§ Written exercise:
Tally the lines of the data that include the word "JSON" and state the total, nothing else.

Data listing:

╔══

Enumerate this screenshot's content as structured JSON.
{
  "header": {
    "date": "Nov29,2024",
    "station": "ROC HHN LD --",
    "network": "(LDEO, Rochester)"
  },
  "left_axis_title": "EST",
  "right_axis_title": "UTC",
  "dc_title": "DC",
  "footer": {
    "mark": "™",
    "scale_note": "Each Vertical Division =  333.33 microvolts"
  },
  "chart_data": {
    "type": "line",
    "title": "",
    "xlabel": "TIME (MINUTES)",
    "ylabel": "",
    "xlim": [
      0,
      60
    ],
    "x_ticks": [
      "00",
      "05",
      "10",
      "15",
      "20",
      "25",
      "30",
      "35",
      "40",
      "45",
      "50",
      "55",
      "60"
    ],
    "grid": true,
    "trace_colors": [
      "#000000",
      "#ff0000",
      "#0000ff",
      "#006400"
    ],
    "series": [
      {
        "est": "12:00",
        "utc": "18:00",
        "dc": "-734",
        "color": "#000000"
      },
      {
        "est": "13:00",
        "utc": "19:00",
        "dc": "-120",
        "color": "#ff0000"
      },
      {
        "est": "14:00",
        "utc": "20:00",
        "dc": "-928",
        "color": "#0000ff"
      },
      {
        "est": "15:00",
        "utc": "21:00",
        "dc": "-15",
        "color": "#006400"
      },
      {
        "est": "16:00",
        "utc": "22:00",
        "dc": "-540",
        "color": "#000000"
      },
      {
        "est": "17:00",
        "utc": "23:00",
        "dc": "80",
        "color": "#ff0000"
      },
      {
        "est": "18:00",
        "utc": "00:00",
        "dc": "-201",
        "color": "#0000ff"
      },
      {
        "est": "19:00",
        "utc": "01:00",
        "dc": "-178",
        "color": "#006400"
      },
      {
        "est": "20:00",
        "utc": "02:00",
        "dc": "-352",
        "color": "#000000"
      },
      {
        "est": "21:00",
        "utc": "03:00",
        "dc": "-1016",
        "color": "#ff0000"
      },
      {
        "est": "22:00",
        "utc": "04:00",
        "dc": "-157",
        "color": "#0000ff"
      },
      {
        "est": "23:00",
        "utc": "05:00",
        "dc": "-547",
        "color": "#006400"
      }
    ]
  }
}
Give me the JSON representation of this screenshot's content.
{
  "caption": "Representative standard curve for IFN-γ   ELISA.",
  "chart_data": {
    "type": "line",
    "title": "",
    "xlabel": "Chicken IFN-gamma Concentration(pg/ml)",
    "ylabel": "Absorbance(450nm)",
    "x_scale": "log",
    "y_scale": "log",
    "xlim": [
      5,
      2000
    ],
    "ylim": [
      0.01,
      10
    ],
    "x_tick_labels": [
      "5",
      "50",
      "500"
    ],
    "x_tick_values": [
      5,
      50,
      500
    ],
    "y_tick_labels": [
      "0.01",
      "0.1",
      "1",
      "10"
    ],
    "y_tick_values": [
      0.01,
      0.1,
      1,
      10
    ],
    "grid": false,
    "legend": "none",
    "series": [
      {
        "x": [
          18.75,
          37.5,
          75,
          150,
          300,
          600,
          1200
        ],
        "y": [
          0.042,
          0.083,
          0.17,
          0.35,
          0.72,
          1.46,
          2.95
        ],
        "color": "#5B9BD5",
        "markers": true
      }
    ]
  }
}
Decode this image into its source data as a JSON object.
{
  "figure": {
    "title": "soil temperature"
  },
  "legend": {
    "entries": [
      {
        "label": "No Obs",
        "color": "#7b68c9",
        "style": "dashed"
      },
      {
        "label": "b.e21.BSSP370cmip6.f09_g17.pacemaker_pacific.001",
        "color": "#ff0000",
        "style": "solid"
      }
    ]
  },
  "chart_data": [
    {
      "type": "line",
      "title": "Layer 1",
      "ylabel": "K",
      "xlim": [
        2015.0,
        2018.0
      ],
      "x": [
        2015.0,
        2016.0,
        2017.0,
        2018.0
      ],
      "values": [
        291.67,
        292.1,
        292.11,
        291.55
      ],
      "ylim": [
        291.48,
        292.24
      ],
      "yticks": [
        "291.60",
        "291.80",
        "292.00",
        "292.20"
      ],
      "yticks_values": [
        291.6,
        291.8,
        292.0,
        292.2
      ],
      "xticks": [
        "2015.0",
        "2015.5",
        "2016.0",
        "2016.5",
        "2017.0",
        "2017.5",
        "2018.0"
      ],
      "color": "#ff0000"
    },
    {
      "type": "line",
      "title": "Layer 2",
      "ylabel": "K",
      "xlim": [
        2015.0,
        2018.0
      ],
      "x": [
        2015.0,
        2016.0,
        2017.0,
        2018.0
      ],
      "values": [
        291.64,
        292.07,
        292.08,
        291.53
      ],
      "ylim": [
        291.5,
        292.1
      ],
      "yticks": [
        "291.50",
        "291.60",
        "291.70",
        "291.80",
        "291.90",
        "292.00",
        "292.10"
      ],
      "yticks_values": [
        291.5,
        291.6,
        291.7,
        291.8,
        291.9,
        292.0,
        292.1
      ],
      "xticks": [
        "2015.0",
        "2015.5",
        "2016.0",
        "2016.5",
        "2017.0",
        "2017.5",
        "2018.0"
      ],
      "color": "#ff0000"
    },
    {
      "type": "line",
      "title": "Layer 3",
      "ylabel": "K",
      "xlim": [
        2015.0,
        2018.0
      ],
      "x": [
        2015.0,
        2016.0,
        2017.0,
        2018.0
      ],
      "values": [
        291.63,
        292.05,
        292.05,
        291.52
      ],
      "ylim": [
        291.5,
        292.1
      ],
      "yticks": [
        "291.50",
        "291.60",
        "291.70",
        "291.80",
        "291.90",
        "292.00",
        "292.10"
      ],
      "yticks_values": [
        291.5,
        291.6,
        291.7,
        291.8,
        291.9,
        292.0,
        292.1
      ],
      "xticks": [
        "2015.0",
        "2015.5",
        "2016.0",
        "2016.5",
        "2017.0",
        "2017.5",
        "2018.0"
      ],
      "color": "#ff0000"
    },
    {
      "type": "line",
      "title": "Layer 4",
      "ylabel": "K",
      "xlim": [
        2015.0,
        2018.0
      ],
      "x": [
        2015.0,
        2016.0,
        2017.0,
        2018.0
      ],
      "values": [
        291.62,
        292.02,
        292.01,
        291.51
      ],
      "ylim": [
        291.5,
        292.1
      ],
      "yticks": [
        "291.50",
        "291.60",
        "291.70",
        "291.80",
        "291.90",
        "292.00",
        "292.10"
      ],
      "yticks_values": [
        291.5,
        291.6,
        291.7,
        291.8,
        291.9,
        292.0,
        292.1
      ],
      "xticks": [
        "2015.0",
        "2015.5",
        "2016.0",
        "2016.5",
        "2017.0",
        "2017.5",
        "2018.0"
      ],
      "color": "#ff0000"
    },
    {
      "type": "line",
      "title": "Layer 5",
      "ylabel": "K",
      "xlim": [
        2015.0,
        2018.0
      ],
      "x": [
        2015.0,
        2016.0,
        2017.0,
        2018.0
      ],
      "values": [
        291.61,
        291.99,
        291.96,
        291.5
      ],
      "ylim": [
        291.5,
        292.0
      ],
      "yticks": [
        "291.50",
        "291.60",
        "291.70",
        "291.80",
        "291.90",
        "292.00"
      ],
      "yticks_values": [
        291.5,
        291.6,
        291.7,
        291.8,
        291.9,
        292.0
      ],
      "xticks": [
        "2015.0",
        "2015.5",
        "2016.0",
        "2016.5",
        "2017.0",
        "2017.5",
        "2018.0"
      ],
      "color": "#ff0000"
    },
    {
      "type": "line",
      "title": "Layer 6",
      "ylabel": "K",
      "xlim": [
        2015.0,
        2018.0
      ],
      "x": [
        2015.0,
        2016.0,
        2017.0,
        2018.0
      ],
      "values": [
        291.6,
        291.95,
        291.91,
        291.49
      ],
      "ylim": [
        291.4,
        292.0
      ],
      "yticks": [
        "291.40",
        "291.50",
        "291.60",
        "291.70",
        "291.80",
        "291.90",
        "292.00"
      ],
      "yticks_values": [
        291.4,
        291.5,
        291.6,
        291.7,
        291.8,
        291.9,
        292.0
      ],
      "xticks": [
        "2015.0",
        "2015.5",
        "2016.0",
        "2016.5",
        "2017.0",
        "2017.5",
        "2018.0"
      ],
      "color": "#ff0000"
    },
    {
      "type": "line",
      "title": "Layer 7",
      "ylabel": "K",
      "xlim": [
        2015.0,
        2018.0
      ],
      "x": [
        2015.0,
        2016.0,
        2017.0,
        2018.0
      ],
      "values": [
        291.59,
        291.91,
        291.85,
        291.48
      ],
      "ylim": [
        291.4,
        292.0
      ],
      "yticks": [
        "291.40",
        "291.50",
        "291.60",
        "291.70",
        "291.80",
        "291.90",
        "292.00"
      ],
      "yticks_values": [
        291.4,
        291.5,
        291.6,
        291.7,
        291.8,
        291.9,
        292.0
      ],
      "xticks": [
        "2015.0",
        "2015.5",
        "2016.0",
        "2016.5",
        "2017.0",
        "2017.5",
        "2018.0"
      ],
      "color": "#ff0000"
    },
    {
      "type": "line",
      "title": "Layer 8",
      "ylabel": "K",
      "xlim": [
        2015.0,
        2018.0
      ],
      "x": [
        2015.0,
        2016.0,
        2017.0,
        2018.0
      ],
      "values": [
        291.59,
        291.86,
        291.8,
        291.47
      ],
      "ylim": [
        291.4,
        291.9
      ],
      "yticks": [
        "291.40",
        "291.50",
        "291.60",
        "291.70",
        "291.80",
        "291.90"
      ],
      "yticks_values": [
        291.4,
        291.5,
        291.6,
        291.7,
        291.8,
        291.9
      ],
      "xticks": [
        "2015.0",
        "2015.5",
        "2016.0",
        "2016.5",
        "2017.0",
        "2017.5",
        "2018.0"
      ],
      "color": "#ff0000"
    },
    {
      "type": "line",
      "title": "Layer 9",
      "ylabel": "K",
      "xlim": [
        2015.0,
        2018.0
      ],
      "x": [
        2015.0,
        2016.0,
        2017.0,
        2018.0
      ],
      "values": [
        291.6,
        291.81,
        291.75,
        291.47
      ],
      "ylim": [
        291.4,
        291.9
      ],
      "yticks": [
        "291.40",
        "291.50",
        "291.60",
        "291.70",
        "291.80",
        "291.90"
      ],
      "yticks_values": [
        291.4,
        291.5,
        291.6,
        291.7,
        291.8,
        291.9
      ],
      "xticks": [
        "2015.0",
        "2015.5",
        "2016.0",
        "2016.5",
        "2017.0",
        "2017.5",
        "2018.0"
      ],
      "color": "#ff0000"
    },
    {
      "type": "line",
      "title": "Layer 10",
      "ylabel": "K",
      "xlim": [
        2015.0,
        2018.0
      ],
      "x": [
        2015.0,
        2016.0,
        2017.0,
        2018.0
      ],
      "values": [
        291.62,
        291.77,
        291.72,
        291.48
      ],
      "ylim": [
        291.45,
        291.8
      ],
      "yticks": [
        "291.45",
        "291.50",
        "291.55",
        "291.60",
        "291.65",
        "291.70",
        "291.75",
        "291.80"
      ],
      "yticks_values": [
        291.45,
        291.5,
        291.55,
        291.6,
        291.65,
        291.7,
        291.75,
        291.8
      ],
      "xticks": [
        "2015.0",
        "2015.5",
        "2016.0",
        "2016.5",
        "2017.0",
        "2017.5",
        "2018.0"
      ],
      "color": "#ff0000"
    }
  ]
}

╚══

§ The result:
3